+++ Provided material +++

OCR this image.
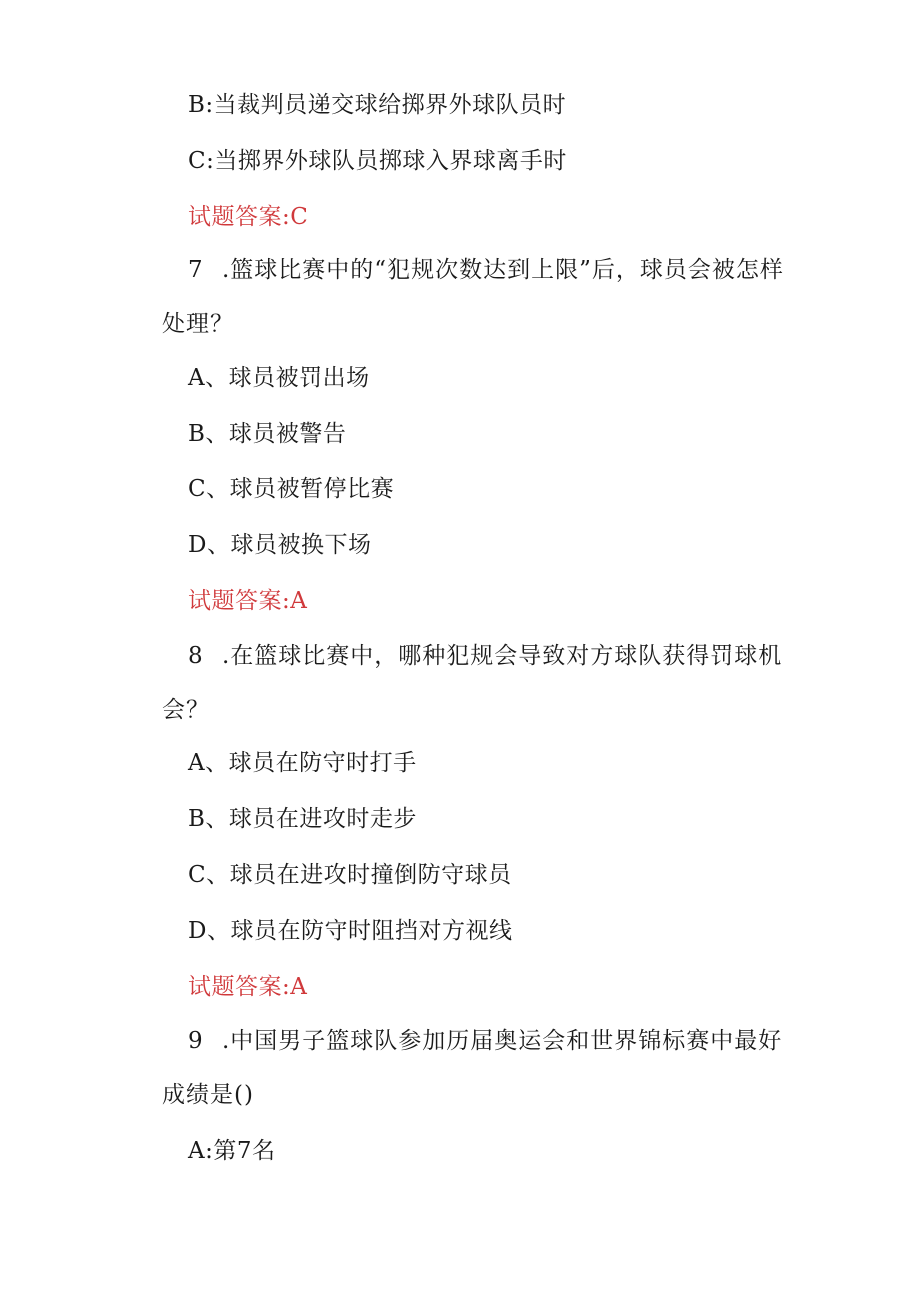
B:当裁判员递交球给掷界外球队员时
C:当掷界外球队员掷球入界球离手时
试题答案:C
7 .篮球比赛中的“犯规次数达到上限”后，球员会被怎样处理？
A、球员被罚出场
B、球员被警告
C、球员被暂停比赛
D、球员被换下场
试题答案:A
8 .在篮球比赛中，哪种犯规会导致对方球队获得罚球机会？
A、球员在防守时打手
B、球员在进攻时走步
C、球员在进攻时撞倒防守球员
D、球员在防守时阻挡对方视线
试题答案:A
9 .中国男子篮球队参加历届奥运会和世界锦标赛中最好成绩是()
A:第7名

+++

● **Set task**
Go through the material above and print all of it exactly, except the pictures.

● **Completed task**
OCR this image.
B:当裁判员递交球给掷界外球队员时
C:当掷界外球队员掷球入界球离手时
试题答案:C
7 .篮球比赛中的“犯规次数达到上限”后，球员会被怎样处理？
A、球员被罚出场
B、球员被警告
C、球员被暂停比赛
D、球员被换下场
试题答案:A
8 .在篮球比赛中，哪种犯规会导致对方球队获得罚球机会？
A、球员在防守时打手
B、球员在进攻时走步
C、球员在进攻时撞倒防守球员
D、球员在防守时阻挡对方视线
试题答案:A
9 .中国男子篮球队参加历届奥运会和世界锦标赛中最好成绩是()
A:第7名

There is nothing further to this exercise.